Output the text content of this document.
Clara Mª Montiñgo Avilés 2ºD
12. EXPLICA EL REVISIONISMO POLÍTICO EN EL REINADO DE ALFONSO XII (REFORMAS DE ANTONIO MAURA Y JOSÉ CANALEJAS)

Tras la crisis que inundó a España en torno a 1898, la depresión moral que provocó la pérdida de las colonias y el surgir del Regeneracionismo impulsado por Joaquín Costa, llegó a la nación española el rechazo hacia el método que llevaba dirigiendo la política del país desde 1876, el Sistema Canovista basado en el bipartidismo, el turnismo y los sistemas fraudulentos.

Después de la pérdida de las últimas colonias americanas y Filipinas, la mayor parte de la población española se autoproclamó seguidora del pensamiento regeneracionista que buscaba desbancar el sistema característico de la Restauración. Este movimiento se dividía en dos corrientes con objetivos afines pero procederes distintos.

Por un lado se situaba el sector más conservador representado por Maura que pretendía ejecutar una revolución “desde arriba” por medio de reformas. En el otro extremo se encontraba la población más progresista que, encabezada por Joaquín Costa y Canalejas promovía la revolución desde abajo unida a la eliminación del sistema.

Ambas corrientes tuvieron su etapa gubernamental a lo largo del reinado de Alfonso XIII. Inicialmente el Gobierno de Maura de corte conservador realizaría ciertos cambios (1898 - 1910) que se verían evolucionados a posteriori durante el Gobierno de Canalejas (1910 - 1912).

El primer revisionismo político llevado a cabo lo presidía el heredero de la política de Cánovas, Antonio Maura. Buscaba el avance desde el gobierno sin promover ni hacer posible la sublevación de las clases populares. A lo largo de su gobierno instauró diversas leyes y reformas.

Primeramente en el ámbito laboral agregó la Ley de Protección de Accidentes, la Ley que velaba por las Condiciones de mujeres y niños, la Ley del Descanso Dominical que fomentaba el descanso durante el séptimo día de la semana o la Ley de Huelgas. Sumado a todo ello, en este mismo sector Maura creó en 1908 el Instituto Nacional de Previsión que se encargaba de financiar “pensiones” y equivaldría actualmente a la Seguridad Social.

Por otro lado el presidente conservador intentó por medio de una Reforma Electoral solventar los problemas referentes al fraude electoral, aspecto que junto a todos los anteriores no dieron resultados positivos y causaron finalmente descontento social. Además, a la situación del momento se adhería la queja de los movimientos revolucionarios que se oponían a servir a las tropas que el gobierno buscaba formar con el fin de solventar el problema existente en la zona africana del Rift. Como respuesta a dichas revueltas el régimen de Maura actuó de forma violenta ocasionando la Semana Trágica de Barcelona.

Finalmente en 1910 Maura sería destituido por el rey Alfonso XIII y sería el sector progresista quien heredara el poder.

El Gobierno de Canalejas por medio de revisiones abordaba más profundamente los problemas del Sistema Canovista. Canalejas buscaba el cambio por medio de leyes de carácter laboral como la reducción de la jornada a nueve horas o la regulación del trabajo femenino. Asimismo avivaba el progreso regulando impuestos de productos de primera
··········
PROBLEM DESCRIPTION: Which lines hold the word "otro"? Copy all of them.

THE ANSWER:
Por un lado se situaba el sector más conservador representado por Maura que pretendía ejecutar una revolución “desde arriba” por medio de reformas. En el otro extremo se encontraba la población más progresista que, encabezada por Joaquín Costa y Canalejas promovía la revolución desde abajo unida a la eliminación del sistema.
Por otro lado el presidente conservador intentó por medio de una Reforma Electoral solventar los problemas referentes al fraude electoral, aspecto que junto a todos los anteriores no dieron resultados positivos y causaron finalmente descontento social. Además, a la situación del momento se adhería la queja de los movimientos revolucionarios que se oponían a servir a las tropas que el gobierno buscaba formar con el fin de solventar el problema existente en la zona africana del Rift. Como respuesta a dichas revueltas el régimen de Maura actuó de forma violenta ocasionando la Semana Trágica de Barcelona.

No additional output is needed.